_Required work:_ Give the number of lines that include the word "chất", nothing more.

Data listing

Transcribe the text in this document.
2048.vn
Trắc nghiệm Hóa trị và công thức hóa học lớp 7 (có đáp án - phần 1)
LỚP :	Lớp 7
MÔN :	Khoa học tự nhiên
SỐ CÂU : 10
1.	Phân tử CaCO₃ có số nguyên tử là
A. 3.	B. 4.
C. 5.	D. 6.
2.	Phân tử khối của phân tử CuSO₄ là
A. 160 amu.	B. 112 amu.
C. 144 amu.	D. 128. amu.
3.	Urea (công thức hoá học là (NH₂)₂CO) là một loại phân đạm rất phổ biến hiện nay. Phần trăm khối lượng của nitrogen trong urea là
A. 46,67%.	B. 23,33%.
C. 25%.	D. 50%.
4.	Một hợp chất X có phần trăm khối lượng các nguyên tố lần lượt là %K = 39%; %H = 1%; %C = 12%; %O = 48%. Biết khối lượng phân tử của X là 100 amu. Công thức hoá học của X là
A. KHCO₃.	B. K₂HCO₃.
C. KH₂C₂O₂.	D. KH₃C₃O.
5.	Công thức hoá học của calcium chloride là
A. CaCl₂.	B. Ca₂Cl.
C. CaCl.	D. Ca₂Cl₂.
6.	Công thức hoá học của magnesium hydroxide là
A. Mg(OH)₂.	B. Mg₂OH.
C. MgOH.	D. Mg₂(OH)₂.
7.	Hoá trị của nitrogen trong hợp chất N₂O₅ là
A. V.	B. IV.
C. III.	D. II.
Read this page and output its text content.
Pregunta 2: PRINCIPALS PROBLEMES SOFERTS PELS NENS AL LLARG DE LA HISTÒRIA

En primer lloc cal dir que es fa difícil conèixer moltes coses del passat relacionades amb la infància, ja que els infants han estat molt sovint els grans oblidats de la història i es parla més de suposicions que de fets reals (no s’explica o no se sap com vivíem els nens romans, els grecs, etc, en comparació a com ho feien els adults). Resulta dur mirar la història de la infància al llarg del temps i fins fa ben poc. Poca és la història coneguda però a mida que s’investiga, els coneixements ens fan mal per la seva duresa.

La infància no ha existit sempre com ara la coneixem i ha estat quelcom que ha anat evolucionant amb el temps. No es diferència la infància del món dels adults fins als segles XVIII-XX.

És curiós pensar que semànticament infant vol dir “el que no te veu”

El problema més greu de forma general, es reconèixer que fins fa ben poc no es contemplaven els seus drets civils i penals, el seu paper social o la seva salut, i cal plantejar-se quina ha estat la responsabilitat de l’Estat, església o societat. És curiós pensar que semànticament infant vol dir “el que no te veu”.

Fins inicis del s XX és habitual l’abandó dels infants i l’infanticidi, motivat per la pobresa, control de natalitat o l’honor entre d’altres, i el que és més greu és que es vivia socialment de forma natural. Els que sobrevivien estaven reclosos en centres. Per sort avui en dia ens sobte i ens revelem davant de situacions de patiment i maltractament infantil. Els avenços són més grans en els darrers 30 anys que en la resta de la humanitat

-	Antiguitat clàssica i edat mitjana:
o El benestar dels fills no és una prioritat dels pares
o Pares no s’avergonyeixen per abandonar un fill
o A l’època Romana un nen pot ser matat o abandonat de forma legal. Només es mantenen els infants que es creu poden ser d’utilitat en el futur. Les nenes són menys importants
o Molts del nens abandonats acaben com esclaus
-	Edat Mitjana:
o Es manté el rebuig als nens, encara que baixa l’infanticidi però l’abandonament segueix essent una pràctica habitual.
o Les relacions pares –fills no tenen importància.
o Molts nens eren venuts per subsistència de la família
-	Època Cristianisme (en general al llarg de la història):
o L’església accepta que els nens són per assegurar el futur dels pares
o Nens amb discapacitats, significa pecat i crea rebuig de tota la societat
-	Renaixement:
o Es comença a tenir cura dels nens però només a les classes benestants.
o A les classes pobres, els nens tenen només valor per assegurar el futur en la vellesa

_Final result:_ 2